┌──

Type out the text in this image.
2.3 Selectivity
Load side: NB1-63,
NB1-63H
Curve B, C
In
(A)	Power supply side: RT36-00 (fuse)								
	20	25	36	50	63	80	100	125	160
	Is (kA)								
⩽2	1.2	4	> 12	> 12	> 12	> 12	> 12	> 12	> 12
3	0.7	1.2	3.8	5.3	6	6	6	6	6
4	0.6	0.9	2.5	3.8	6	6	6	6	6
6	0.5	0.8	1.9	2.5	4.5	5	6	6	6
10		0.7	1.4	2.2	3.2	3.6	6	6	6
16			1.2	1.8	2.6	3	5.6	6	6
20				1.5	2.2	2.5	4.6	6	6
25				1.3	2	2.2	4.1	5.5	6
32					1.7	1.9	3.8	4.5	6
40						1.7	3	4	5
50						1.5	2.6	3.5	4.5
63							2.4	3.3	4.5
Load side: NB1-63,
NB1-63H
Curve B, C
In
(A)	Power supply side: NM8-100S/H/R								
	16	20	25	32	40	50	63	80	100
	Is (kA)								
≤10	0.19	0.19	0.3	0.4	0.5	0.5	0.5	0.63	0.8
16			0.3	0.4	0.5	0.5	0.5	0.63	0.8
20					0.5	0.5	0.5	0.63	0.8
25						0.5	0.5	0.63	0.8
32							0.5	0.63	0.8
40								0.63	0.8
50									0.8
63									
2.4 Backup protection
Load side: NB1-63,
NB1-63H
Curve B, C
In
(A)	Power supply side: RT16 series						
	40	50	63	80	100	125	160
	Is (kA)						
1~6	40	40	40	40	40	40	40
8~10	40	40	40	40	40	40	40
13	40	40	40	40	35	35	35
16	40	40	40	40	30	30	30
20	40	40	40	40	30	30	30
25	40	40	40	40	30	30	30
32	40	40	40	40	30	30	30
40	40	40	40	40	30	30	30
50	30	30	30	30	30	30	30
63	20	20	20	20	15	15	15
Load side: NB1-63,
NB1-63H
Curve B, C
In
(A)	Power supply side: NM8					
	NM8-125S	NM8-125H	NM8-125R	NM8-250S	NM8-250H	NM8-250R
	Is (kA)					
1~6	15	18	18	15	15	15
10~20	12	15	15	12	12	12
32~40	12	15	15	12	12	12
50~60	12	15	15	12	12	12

└──

## The exercise
Copy every line in the records above that contains the word "supply".

## Answer in full
(A)	Power supply side: RT36-00 (fuse)								
(A)	Power supply side: NM8-100S/H/R								
(A)	Power supply side: RT16 series						
(A)	Power supply side: NM8					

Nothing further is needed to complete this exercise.